■ Written request ■
In the data that follows, find the line containing "Read all visible content and emit it as JSON."; then quote that line and every line after it, exactly, through the last one.

(Rows from a dataset)
============

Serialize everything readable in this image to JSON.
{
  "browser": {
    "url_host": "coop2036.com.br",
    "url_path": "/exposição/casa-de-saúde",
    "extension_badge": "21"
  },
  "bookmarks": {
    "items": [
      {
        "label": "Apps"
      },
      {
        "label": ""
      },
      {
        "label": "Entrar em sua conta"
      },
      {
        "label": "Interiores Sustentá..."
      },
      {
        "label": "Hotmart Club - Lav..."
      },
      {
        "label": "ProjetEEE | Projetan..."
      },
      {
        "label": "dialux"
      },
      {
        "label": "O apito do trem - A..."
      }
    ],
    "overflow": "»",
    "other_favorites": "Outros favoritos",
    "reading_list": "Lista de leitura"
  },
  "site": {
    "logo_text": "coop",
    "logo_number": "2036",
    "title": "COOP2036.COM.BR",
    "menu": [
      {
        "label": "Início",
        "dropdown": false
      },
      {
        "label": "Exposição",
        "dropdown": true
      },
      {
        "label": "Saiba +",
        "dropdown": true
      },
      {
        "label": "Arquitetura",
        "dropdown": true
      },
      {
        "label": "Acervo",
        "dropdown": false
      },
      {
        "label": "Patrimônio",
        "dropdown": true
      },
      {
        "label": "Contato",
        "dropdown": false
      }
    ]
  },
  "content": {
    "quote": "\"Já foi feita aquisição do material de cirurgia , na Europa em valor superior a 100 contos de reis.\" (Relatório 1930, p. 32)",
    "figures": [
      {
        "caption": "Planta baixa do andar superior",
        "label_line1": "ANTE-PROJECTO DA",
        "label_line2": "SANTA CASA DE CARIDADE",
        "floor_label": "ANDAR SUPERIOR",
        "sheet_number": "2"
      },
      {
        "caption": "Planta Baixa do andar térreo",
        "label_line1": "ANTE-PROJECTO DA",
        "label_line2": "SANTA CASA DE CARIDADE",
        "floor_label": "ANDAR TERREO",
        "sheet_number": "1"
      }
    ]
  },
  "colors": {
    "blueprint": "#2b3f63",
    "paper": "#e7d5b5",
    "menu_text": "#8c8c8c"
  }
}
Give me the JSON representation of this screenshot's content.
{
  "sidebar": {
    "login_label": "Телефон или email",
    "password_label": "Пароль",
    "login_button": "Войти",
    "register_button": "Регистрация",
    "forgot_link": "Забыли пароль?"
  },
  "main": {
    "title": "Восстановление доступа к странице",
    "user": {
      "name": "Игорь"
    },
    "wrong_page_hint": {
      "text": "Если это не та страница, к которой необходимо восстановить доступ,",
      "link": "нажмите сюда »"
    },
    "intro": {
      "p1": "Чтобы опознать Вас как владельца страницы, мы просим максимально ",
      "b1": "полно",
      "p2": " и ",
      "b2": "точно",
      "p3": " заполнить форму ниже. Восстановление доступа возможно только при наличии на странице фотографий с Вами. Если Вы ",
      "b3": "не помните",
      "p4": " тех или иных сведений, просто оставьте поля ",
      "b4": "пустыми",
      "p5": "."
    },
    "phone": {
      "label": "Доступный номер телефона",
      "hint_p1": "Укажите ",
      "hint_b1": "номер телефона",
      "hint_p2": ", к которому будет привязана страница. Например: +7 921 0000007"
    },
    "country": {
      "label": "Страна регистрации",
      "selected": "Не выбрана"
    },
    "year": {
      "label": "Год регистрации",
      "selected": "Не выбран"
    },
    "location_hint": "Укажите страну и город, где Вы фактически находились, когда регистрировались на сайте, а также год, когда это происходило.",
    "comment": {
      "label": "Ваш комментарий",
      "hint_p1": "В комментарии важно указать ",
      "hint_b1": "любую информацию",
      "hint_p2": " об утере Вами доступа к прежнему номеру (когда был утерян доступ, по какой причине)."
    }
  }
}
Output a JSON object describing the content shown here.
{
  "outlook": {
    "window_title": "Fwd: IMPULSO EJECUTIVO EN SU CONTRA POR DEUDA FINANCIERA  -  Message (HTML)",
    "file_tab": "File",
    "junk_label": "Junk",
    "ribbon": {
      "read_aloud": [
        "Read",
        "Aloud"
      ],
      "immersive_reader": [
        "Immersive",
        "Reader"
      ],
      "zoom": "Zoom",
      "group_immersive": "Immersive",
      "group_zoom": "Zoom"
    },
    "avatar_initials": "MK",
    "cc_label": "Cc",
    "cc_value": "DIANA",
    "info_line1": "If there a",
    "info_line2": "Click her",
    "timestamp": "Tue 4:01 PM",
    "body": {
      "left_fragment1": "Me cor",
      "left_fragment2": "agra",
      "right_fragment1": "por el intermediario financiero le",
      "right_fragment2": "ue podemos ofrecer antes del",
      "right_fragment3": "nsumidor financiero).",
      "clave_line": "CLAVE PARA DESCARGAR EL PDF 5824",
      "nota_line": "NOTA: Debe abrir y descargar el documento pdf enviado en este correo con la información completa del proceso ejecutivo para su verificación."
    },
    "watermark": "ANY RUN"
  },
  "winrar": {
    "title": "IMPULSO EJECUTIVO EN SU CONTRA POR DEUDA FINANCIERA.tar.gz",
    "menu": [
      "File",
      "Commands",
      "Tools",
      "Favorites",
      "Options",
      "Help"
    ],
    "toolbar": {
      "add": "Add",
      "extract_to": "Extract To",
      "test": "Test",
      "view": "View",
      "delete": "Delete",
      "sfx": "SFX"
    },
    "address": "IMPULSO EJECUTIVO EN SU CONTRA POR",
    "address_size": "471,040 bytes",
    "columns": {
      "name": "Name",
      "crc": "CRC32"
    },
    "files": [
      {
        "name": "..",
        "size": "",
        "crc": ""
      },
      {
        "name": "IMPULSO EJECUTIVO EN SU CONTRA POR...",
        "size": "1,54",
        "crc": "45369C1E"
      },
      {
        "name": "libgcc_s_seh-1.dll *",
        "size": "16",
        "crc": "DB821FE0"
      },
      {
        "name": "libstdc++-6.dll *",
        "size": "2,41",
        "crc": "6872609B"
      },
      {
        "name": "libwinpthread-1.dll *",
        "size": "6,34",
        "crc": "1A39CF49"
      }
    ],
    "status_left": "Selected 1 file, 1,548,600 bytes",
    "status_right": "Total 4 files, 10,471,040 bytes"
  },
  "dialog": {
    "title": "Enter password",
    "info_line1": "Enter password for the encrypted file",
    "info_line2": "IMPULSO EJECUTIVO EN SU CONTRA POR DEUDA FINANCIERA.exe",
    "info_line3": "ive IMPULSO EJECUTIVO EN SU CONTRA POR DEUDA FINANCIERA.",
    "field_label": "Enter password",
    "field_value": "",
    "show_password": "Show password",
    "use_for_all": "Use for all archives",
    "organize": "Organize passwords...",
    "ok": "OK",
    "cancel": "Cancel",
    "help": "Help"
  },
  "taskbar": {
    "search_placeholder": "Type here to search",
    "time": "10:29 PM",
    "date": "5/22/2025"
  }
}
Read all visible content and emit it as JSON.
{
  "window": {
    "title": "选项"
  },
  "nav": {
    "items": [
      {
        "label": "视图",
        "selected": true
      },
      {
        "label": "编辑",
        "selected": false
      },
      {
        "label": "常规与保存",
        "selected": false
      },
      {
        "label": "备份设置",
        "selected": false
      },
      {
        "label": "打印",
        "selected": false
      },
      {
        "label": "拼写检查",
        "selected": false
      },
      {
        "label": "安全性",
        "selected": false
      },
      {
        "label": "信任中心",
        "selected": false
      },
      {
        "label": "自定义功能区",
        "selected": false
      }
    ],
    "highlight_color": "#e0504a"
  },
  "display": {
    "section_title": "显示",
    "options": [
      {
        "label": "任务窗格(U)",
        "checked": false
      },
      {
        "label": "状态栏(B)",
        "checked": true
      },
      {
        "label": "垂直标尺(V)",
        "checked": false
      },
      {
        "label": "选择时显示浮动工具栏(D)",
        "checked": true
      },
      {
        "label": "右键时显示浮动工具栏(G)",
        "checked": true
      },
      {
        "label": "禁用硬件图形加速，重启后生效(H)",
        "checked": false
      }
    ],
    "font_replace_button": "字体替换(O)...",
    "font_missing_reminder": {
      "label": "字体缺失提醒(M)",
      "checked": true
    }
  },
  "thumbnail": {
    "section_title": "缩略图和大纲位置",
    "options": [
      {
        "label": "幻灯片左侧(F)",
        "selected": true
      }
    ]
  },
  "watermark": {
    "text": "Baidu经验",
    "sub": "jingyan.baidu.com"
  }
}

============

■ Exercise response ■
Read all visible content and emit it as JSON.
{
  "window": {
    "title": "选项"
  },
  "nav": {
    "items": [
      {
        "label": "视图",
        "selected": true
      },
      {
        "label": "编辑",
        "selected": false
      },
      {
        "label": "常规与保存",
        "selected": false
      },
      {
        "label": "备份设置",
        "selected": false
      },
      {
        "label": "打印",
        "selected": false
      },
      {
        "label": "拼写检查",
        "selected": false
      },
      {
        "label": "安全性",
        "selected": false
      },
      {
        "label": "信任中心",
        "selected": false
      },
      {
        "label": "自定义功能区",
        "selected": false
      }
    ],
    "highlight_color": "#e0504a"
  },
  "display": {
    "section_title": "显示",
    "options": [
      {
        "label": "任务窗格(U)",
        "checked": false
      },
      {
        "label": "状态栏(B)",
        "checked": true
      },
      {
        "label": "垂直标尺(V)",
        "checked": false
      },
      {
        "label": "选择时显示浮动工具栏(D)",
        "checked": true
      },
      {
        "label": "右键时显示浮动工具栏(G)",
        "checked": true
      },
      {
        "label": "禁用硬件图形加速，重启后生效(H)",
        "checked": false
      }
    ],
    "font_replace_button": "字体替换(O)...",
    "font_missing_reminder": {
      "label": "字体缺失提醒(M)",
      "checked": true
    }
  },
  "thumbnail": {
    "section_title": "缩略图和大纲位置",
    "options": [
      {
        "label": "幻灯片左侧(F)",
        "selected": true
      }
    ]
  },
  "watermark": {
    "text": "Baidu经验",
    "sub": "jingyan.baidu.com"
  }
}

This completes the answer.